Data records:
______

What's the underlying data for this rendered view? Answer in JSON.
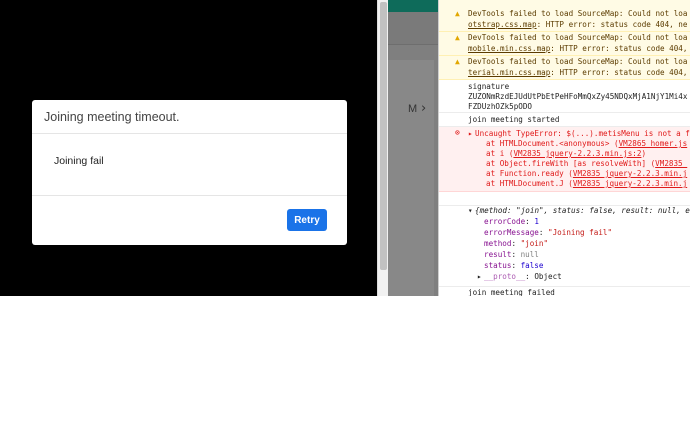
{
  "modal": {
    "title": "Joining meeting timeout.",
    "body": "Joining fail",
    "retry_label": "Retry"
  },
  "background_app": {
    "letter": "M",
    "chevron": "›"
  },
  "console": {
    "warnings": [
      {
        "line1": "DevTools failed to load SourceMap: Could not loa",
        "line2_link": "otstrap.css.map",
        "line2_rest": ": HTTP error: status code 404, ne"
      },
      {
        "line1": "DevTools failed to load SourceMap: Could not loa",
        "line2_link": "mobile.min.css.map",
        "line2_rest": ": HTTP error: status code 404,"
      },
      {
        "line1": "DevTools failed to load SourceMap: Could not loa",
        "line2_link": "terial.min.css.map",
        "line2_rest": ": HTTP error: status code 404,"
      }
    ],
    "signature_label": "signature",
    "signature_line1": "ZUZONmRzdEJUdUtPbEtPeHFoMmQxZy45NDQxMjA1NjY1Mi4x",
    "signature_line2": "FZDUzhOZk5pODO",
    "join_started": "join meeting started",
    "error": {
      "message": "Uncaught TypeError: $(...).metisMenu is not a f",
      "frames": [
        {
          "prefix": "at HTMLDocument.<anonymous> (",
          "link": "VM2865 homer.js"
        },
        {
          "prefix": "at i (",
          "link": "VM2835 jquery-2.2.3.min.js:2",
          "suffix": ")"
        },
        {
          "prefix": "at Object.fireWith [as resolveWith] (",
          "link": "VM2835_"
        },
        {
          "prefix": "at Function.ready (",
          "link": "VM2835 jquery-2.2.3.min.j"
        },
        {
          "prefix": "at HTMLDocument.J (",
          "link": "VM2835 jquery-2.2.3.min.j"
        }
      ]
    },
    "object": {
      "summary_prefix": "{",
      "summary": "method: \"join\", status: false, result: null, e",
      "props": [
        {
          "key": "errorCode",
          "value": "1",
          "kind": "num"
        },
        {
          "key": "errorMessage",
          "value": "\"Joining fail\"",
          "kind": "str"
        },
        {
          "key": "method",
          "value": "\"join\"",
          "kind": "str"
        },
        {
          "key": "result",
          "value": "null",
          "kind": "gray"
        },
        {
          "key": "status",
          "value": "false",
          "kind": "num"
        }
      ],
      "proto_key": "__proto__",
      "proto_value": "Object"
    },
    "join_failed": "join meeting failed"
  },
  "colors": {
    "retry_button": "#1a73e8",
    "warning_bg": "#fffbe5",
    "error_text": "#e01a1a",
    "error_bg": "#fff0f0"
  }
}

______

- REQUIRED TASK
In the entries above, identify every line with the word "HTMLDocument". Copy those lines.

- EXERCISE ANSWER
          "prefix": "at HTMLDocument.<anonymous> (",
          "prefix": "at HTMLDocument.J (",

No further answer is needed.